[EXERCISE INSTRUCTIONS] Return the whole listing exactly as it stands.

* start RECORDS TO USE *

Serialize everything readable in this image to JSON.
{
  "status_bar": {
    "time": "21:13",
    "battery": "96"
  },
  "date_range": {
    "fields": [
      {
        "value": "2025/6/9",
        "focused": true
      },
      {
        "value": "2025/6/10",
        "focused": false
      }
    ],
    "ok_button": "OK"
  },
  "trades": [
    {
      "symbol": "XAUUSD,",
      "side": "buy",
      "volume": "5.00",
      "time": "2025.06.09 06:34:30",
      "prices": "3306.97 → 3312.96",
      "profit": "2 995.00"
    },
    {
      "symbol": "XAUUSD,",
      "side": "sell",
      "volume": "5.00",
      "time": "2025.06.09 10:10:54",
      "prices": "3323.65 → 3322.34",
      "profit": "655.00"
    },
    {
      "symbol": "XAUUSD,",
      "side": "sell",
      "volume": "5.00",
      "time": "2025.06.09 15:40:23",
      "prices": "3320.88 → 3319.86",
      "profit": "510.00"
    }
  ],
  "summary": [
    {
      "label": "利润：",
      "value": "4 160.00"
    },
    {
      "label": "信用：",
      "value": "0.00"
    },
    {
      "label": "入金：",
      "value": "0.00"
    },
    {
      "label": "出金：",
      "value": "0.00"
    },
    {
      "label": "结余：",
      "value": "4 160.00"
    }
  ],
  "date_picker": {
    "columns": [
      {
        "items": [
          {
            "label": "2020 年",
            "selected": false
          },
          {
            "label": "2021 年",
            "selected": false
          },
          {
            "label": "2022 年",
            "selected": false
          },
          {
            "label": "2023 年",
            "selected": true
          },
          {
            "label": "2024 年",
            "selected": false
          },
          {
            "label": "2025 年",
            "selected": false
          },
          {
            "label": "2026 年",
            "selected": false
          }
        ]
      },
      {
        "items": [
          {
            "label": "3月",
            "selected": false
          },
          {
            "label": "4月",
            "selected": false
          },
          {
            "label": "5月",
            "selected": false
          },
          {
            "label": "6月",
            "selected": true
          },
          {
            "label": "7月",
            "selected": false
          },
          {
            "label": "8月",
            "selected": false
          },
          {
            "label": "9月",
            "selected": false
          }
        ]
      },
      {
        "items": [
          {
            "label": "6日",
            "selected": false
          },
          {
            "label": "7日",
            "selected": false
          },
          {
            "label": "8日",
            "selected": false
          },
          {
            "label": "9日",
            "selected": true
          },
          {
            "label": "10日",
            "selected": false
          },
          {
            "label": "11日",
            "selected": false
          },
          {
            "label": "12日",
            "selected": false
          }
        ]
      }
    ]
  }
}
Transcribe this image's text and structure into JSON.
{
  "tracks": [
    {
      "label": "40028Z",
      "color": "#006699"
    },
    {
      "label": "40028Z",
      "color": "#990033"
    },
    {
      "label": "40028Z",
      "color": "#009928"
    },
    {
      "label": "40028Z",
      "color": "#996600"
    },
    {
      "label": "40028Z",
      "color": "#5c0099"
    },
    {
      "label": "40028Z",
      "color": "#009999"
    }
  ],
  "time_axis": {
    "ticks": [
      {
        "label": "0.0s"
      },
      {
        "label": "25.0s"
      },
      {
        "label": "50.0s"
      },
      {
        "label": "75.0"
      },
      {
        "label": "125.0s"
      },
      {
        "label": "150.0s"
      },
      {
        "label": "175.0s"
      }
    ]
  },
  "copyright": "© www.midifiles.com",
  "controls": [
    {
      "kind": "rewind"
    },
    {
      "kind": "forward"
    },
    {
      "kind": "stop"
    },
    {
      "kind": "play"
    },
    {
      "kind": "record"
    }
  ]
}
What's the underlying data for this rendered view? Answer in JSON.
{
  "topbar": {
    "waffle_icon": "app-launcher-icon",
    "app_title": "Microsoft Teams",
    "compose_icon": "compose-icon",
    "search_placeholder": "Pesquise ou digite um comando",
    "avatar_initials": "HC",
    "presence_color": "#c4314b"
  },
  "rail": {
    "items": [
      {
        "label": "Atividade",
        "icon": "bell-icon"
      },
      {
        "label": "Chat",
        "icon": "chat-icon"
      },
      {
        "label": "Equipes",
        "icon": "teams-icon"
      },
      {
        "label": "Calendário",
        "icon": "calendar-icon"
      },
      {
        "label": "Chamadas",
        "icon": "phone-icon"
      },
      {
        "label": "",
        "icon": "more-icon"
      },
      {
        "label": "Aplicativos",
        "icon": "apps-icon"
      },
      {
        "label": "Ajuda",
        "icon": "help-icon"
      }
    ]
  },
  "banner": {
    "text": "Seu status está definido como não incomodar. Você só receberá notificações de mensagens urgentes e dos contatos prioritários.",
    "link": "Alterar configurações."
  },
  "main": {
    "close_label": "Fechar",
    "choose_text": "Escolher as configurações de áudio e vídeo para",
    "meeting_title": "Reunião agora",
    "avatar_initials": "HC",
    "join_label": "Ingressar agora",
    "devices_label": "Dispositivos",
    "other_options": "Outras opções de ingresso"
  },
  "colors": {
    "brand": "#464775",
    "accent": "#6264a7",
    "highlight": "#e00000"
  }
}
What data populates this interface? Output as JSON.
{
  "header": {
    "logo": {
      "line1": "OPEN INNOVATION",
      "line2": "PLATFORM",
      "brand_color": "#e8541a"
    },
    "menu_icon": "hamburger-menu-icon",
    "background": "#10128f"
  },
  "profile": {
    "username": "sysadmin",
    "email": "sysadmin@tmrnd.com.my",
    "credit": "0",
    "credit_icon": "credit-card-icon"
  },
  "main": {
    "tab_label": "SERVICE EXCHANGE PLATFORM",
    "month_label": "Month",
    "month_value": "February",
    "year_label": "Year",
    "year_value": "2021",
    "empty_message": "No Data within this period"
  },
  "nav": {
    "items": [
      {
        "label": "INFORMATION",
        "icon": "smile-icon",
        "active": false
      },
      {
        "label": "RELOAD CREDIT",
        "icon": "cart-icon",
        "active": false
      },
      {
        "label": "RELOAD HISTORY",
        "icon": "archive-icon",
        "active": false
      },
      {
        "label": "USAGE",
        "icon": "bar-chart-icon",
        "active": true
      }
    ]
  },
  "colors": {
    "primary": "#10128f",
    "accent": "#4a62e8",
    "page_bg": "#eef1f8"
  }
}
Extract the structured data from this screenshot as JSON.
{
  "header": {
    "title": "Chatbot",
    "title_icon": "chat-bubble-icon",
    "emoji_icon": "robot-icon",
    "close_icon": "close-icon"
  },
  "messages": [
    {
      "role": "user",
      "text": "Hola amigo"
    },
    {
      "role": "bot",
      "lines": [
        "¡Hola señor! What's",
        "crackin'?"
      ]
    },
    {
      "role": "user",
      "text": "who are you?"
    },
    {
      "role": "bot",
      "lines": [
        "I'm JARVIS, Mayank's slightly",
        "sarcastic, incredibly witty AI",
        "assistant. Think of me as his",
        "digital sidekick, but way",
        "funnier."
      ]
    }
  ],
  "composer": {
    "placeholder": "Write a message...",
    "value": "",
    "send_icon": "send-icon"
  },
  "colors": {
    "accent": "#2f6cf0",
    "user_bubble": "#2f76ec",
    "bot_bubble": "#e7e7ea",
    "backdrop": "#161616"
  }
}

* end RECORDS TO USE *

[FINISHED TASK]
Serialize everything readable in this image to JSON.
{
  "status_bar": {
    "time": "21:13",
    "battery": "96"
  },
  "date_range": {
    "fields": [
      {
        "value": "2025/6/9",
        "focused": true
      },
      {
        "value": "2025/6/10",
        "focused": false
      }
    ],
    "ok_button": "OK"
  },
  "trades": [
    {
      "symbol": "XAUUSD,",
      "side": "buy",
      "volume": "5.00",
      "time": "2025.06.09 06:34:30",
      "prices": "3306.97 → 3312.96",
      "profit": "2 995.00"
    },
    {
      "symbol": "XAUUSD,",
      "side": "sell",
      "volume": "5.00",
      "time": "2025.06.09 10:10:54",
      "prices": "3323.65 → 3322.34",
      "profit": "655.00"
    },
    {
      "symbol": "XAUUSD,",
      "side": "sell",
      "volume": "5.00",
      "time": "2025.06.09 15:40:23",
      "prices": "3320.88 → 3319.86",
      "profit": "510.00"
    }
  ],
  "summary": [
    {
      "label": "利润：",
      "value": "4 160.00"
    },
    {
      "label": "信用：",
      "value": "0.00"
    },
    {
      "label": "入金：",
      "value": "0.00"
    },
    {
      "label": "出金：",
      "value": "0.00"
    },
    {
      "label": "结余：",
      "value": "4 160.00"
    }
  ],
  "date_picker": {
    "columns": [
      {
        "items": [
          {
            "label": "2020 年",
            "selected": false
          },
          {
            "label": "2021 年",
            "selected": false
          },
          {
            "label": "2022 年",
            "selected": false
          },
          {
            "label": "2023 年",
            "selected": true
          },
          {
            "label": "2024 年",
            "selected": false
          },
          {
            "label": "2025 年",
            "selected": false
          },
          {
            "label": "2026 年",
            "selected": false
          }
        ]
      },
      {
        "items": [
          {
            "label": "3月",
            "selected": false
          },
          {
            "label": "4月",
            "selected": false
          },
          {
            "label": "5月",
            "selected": false
          },
          {
            "label": "6月",
            "selected": true
          },
          {
            "label": "7月",
            "selected": false
          },
          {
            "label": "8月",
            "selected": false
          },
          {
            "label": "9月",
            "selected": false
          }
        ]
      },
      {
        "items": [
          {
            "label": "6日",
            "selected": false
          },
          {
            "label": "7日",
            "selected": false
          },
          {
            "label": "8日",
            "selected": false
          },
          {
            "label": "9日",
            "selected": true
          },
          {
            "label": "10日",
            "selected": false
          },
          {
            "label": "11日",
            "selected": false
          },
          {
            "label": "12日",
            "selected": false
          }
        ]
      }
    ]
  }
}
Transcribe this image's text and structure into JSON.
{
  "tracks": [
    {
      "label": "40028Z",
      "color": "#006699"
    },
    {
      "label": "40028Z",
      "color": "#990033"
    },
    {
      "label": "40028Z",
      "color": "#009928"
    },
    {
      "label": "40028Z",
      "color": "#996600"
    },
    {
      "label": "40028Z",
      "color": "#5c0099"
    },
    {
      "label": "40028Z",
      "color": "#009999"
    }
  ],
  "time_axis": {
    "ticks": [
      {
        "label": "0.0s"
      },
      {
        "label": "25.0s"
      },
      {
        "label": "50.0s"
      },
      {
        "label": "75.0"
      },
      {
        "label": "125.0s"
      },
      {
        "label": "150.0s"
      },
      {
        "label": "175.0s"
      }
    ]
  },
  "copyright": "© www.midifiles.com",
  "controls": [
    {
      "kind": "rewind"
    },
    {
      "kind": "forward"
    },
    {
      "kind": "stop"
    },
    {
      "kind": "play"
    },
    {
      "kind": "record"
    }
  ]
}
What's the underlying data for this rendered view? Answer in JSON.
{
  "topbar": {
    "waffle_icon": "app-launcher-icon",
    "app_title": "Microsoft Teams",
    "compose_icon": "compose-icon",
    "search_placeholder": "Pesquise ou digite um comando",
    "avatar_initials": "HC",
    "presence_color": "#c4314b"
  },
  "rail": {
    "items": [
      {
        "label": "Atividade",
        "icon": "bell-icon"
      },
      {
        "label": "Chat",
        "icon": "chat-icon"
      },
      {
        "label": "Equipes",
        "icon": "teams-icon"
      },
      {
        "label": "Calendário",
        "icon": "calendar-icon"
      },
      {
        "label": "Chamadas",
        "icon": "phone-icon"
      },
      {
        "label": "",
        "icon": "more-icon"
      },
      {
        "label": "Aplicativos",
        "icon": "apps-icon"
      },
      {
        "label": "Ajuda",
        "icon": "help-icon"
      }
    ]
  },
  "banner": {
    "text": "Seu status está definido como não incomodar. Você só receberá notificações de mensagens urgentes e dos contatos prioritários.",
    "link": "Alterar configurações."
  },
  "main": {
    "close_label": "Fechar",
    "choose_text": "Escolher as configurações de áudio e vídeo para",
    "meeting_title": "Reunião agora",
    "avatar_initials": "HC",
    "join_label": "Ingressar agora",
    "devices_label": "Dispositivos",
    "other_options": "Outras opções de ingresso"
  },
  "colors": {
    "brand": "#464775",
    "accent": "#6264a7",
    "highlight": "#e00000"
  }
}
What data populates this interface? Output as JSON.
{
  "header": {
    "logo": {
      "line1": "OPEN INNOVATION",
      "line2": "PLATFORM",
      "brand_color": "#e8541a"
    },
    "menu_icon": "hamburger-menu-icon",
    "background": "#10128f"
  },
  "profile": {
    "username": "sysadmin",
    "email": "sysadmin@tmrnd.com.my",
    "credit": "0",
    "credit_icon": "credit-card-icon"
  },
  "main": {
    "tab_label": "SERVICE EXCHANGE PLATFORM",
    "month_label": "Month",
    "month_value": "February",
    "year_label": "Year",
    "year_value": "2021",
    "empty_message": "No Data within this period"
  },
  "nav": {
    "items": [
      {
        "label": "INFORMATION",
        "icon": "smile-icon",
        "active": false
      },
      {
        "label": "RELOAD CREDIT",
        "icon": "cart-icon",
        "active": false
      },
      {
        "label": "RELOAD HISTORY",
        "icon": "archive-icon",
        "active": false
      },
      {
        "label": "USAGE",
        "icon": "bar-chart-icon",
        "active": true
      }
    ]
  },
  "colors": {
    "primary": "#10128f",
    "accent": "#4a62e8",
    "page_bg": "#eef1f8"
  }
}
Extract the structured data from this screenshot as JSON.
{
  "header": {
    "title": "Chatbot",
    "title_icon": "chat-bubble-icon",
    "emoji_icon": "robot-icon",
    "close_icon": "close-icon"
  },
  "messages": [
    {
      "role": "user",
      "text": "Hola amigo"
    },
    {
      "role": "bot",
      "lines": [
        "¡Hola señor! What's",
        "crackin'?"
      ]
    },
    {
      "role": "user",
      "text": "who are you?"
    },
    {
      "role": "bot",
      "lines": [
        "I'm JARVIS, Mayank's slightly",
        "sarcastic, incredibly witty AI",
        "assistant. Think of me as his",
        "digital sidekick, but way",
        "funnier."
      ]
    }
  ],
  "composer": {
    "placeholder": "Write a message...",
    "value": "",
    "send_icon": "send-icon"
  },
  "colors": {
    "accent": "#2f6cf0",
    "user_bubble": "#2f76ec",
    "bot_bubble": "#e7e7ea",
    "backdrop": "#161616"
  }
}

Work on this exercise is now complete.